**Problem requirements:** Lines containing the word "cells" are to be copied from the data below.

[[ Input open ]]

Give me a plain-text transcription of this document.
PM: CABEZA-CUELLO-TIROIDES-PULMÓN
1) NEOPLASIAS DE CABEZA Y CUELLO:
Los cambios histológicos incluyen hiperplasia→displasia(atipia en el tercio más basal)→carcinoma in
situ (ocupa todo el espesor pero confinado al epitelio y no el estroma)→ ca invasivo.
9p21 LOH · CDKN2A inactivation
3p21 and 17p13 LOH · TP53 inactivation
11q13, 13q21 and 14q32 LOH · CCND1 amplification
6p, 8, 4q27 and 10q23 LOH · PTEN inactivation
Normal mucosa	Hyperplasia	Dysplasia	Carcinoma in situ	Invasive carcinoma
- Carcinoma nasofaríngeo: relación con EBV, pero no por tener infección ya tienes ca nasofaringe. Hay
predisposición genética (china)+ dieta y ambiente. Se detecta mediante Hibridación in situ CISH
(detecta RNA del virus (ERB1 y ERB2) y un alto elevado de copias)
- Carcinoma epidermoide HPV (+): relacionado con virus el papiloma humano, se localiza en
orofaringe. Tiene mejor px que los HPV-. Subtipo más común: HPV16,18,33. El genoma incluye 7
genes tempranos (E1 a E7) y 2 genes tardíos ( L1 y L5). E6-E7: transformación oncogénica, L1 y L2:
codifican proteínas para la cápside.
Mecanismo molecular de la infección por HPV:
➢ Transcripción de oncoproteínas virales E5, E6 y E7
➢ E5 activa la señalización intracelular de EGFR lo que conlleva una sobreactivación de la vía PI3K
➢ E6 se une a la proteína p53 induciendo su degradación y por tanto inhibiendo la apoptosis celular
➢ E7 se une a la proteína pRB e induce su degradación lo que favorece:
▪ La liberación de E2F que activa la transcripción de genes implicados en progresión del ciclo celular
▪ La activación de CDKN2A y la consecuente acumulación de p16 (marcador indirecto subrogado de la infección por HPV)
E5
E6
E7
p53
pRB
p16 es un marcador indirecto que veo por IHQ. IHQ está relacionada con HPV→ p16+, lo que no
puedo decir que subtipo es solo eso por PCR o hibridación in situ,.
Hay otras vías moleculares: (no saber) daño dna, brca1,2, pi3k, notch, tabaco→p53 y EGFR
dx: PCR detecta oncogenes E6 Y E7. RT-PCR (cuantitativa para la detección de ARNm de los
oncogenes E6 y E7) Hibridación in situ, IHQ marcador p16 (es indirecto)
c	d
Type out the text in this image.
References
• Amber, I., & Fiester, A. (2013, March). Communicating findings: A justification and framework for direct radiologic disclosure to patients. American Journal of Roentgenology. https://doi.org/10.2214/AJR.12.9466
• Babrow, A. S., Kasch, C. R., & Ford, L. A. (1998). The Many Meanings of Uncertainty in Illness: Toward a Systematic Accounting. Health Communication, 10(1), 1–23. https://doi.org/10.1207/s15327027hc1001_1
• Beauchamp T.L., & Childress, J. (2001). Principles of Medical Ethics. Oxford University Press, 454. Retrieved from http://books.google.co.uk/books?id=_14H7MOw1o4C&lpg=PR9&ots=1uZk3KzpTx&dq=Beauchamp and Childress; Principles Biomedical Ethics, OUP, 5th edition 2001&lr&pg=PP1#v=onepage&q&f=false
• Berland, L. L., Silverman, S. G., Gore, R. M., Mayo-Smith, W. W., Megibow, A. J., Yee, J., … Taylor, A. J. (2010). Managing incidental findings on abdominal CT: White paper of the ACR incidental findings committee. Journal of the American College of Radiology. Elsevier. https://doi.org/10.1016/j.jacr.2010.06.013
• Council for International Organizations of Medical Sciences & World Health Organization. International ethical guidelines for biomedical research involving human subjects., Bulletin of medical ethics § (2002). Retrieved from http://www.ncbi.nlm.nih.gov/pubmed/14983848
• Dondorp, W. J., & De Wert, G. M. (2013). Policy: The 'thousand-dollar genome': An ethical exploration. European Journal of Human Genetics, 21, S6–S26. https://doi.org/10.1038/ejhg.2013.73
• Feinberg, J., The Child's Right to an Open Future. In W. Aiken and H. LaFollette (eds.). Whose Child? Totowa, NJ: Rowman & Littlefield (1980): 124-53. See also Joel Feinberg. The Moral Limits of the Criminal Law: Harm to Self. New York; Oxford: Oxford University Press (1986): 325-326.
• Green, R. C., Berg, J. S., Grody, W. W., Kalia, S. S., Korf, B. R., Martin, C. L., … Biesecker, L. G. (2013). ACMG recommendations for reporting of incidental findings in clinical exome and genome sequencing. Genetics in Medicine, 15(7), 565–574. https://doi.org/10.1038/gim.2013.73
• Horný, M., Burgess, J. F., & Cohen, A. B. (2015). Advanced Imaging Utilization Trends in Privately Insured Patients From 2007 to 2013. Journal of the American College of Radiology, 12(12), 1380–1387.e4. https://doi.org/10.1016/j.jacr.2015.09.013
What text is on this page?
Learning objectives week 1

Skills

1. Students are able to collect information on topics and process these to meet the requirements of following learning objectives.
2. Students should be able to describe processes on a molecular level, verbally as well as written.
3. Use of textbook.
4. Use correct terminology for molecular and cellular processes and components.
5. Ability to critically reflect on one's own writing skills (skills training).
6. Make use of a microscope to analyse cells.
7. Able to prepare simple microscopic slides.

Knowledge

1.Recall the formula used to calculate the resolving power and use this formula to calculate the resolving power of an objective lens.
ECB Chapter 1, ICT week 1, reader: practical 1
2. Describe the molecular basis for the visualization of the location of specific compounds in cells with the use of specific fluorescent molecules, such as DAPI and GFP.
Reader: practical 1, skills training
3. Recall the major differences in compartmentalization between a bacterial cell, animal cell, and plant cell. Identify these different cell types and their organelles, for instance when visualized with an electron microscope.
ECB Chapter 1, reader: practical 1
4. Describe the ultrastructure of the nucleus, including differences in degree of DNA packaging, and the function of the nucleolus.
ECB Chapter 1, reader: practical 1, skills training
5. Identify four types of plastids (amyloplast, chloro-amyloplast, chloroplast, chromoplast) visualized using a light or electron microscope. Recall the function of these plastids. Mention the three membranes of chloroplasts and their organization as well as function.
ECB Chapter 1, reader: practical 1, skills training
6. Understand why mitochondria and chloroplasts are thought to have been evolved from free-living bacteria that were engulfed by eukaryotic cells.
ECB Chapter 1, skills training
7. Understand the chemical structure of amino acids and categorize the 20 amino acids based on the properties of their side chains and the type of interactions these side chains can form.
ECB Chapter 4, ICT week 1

[[ Input closed ]]

**Solution to the exercise:**
6. Make use of a microscope to analyse cells.
2. Describe the molecular basis for the visualization of the location of specific compounds in cells with the use of specific fluorescent molecules, such as DAPI and GFP.
6. Understand why mitochondria and chloroplasts are thought to have been evolved from free-living bacteria that were engulfed by eukaryotic cells.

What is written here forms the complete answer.